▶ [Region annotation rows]
■ ■ ■ ■ ■ ■ ■

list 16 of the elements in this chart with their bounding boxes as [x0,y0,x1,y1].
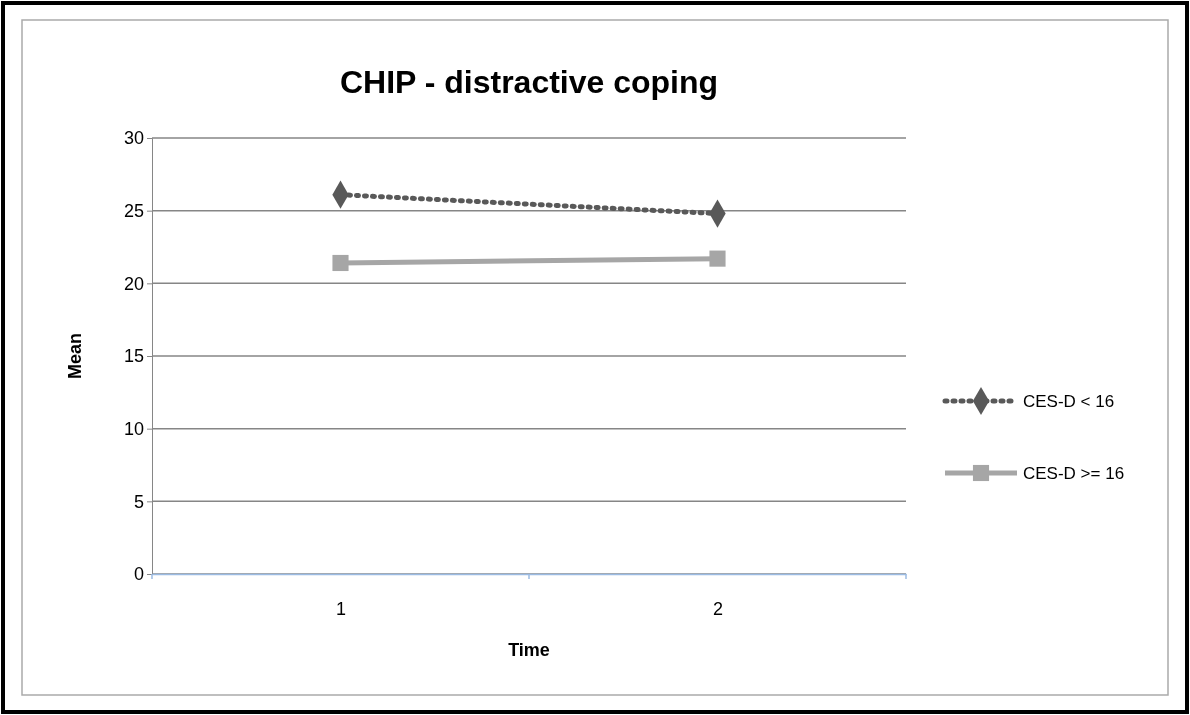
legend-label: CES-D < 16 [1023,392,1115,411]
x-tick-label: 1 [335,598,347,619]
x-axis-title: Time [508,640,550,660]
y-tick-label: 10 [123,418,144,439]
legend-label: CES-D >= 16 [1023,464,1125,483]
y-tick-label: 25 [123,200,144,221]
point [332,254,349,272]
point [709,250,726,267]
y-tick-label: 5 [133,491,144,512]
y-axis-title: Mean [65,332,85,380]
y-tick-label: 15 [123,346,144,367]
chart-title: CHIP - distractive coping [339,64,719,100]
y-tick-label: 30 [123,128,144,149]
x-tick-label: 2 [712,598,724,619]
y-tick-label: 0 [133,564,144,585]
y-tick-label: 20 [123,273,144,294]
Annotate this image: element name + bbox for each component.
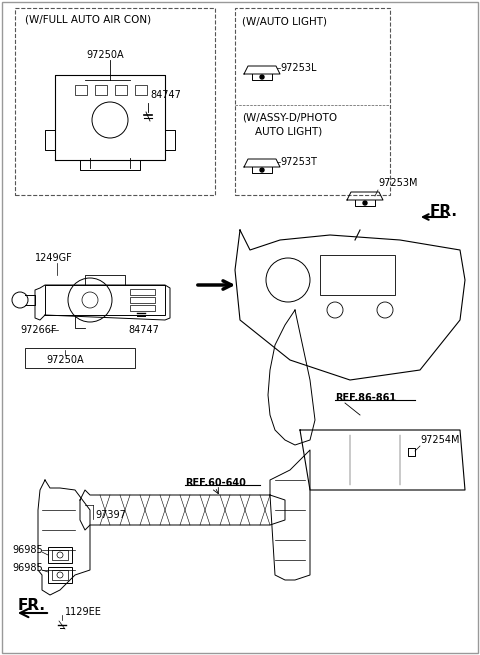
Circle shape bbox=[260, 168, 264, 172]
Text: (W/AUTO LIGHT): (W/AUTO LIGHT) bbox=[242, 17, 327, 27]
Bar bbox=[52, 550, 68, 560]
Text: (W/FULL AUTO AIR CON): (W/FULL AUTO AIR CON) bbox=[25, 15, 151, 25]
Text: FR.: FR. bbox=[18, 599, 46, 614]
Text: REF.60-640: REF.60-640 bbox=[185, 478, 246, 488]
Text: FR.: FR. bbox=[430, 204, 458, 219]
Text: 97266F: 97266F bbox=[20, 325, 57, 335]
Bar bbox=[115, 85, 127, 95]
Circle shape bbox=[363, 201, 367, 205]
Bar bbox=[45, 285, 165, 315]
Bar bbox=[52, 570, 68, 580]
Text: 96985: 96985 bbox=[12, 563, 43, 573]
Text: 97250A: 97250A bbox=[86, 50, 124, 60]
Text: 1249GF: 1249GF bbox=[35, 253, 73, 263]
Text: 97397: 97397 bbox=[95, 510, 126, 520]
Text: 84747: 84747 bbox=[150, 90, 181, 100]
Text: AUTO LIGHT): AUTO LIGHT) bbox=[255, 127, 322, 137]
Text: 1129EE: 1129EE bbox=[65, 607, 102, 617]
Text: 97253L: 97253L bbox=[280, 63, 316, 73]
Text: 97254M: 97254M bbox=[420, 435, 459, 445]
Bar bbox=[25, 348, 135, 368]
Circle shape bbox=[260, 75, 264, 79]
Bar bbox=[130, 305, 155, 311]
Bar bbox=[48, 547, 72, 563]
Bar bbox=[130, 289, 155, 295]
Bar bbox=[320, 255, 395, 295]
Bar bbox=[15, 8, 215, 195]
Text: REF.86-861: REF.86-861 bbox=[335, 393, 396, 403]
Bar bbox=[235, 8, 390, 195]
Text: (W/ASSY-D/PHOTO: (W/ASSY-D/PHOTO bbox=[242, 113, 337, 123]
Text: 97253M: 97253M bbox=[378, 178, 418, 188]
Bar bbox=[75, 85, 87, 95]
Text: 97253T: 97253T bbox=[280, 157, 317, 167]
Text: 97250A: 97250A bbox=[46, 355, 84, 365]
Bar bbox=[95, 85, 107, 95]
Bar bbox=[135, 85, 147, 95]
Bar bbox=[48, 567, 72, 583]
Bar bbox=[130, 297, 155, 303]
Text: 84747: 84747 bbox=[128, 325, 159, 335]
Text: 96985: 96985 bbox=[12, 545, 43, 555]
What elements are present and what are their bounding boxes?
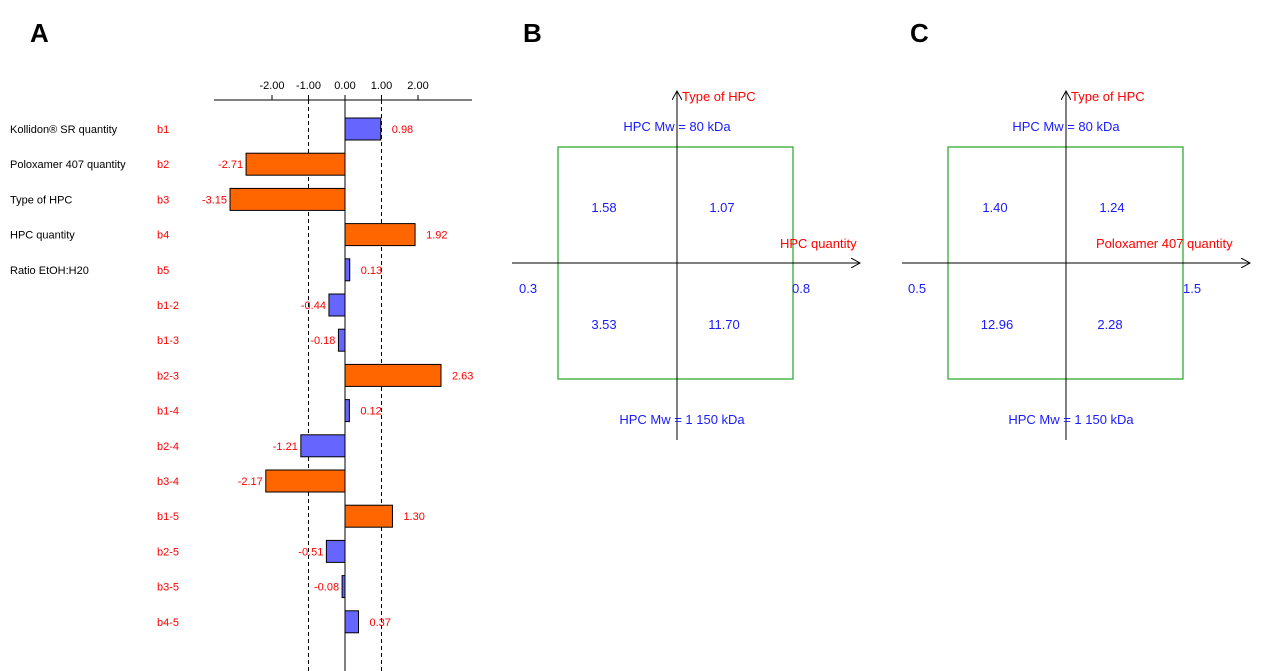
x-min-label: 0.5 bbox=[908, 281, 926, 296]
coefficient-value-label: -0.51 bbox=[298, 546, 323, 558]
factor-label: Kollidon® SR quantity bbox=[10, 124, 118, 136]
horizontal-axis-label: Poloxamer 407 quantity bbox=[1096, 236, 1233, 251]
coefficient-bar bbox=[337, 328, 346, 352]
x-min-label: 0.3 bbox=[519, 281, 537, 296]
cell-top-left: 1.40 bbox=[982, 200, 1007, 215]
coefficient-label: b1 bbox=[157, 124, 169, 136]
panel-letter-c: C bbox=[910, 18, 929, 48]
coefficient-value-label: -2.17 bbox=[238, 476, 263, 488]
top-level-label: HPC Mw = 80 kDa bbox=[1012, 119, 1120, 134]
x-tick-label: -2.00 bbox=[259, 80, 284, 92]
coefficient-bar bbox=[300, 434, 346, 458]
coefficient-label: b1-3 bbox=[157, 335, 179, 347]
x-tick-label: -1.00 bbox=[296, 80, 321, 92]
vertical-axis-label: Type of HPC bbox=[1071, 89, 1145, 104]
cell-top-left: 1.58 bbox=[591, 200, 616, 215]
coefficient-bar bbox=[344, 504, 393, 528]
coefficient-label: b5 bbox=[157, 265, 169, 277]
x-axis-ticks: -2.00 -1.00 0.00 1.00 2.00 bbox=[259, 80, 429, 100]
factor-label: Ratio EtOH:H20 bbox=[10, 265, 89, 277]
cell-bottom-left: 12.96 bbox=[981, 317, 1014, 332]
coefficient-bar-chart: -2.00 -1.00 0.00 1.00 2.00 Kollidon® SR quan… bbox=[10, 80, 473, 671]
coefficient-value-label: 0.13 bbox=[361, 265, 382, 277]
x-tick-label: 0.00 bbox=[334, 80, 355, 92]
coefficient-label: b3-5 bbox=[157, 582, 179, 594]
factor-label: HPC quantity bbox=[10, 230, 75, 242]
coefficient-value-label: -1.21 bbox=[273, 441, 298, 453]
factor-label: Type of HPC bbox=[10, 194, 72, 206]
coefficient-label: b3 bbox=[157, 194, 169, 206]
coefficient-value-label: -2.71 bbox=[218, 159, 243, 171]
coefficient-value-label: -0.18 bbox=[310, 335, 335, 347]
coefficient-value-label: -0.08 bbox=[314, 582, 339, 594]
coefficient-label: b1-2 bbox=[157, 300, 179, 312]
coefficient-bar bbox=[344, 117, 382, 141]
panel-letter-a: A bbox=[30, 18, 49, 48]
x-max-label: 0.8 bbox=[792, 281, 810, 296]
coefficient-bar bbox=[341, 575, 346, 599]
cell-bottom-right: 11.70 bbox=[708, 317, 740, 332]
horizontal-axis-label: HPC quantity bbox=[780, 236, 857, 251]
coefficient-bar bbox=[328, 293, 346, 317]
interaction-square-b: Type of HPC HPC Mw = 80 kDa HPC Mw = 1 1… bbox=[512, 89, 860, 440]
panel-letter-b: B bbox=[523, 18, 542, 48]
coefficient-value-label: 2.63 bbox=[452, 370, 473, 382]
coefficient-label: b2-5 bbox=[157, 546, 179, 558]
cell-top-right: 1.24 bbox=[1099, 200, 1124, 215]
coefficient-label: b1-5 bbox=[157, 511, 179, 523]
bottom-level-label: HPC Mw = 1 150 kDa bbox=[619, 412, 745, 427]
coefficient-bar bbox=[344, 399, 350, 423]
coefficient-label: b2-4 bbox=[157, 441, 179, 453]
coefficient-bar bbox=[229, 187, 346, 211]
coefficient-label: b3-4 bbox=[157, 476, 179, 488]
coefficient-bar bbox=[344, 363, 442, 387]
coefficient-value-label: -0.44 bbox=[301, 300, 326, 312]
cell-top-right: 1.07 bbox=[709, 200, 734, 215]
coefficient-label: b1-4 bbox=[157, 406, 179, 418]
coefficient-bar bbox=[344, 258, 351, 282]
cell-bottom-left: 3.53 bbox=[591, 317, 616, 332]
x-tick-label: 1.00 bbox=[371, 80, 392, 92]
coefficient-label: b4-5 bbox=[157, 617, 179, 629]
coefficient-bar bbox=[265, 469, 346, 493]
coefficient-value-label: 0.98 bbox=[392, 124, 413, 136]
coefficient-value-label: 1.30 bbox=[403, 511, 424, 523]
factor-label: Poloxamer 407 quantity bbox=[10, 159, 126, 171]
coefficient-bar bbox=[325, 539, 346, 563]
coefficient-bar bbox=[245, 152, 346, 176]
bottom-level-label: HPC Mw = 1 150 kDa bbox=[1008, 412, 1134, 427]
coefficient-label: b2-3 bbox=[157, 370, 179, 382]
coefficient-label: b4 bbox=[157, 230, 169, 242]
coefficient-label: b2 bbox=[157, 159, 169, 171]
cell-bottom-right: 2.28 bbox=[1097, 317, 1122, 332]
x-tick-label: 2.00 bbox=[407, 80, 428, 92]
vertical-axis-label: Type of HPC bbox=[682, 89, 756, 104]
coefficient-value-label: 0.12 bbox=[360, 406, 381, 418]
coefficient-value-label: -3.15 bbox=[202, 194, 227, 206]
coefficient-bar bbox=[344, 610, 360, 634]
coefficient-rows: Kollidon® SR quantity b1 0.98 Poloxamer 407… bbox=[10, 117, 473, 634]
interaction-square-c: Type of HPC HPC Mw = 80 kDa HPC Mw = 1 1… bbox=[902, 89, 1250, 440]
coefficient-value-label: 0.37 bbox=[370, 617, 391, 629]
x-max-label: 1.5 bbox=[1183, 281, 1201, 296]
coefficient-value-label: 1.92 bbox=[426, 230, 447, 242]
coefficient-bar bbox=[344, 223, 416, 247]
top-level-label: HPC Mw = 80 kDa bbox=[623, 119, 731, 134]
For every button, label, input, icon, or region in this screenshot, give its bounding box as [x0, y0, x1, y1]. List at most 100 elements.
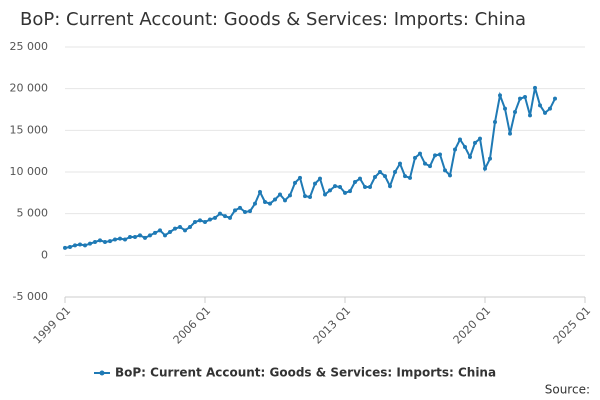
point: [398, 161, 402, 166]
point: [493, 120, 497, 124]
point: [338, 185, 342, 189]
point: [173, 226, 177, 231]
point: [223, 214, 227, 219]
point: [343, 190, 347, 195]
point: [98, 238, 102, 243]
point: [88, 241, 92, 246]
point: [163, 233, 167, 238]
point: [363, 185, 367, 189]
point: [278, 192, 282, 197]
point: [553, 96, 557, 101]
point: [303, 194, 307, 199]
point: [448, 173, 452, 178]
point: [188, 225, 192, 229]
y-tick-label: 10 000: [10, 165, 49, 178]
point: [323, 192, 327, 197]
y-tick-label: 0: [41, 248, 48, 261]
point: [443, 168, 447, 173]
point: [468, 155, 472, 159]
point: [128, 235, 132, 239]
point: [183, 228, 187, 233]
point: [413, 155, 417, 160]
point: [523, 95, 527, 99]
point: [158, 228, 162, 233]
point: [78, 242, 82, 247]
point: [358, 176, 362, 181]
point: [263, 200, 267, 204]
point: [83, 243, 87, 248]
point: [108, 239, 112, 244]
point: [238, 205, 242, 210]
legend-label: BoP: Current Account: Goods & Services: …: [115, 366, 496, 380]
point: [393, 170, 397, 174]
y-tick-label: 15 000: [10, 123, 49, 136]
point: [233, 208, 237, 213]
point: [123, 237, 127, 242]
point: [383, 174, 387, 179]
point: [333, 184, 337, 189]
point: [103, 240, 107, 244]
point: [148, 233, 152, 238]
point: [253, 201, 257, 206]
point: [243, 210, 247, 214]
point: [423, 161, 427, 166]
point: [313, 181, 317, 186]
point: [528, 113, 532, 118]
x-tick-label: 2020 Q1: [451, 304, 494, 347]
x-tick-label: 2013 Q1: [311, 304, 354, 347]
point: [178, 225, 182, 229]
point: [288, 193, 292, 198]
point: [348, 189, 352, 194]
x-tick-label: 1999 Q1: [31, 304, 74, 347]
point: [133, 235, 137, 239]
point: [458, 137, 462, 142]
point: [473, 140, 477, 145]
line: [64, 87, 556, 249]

■ ■ ■ ■ ■ ■ ■

▶ [WHAT YOU NEED TO DO]
Repeat, with no changes, the stretch of rows from the line containing "legend-label: CES-D < 16 [1023,392,1115,411]" through the line containing "point [709,250,726,267]", including both of those lines.

▶ [RESPONSE]
legend-label: CES-D < 16 [1023,392,1115,411]
x-tick-label: 1 [335,598,347,619]
x-axis-title: Time [508,640,550,660]
y-tick-label: 10 [123,418,144,439]
legend-label: CES-D >= 16 [1023,464,1125,483]
y-tick-label: 25 [123,200,144,221]
point [332,254,349,272]
point [709,250,726,267]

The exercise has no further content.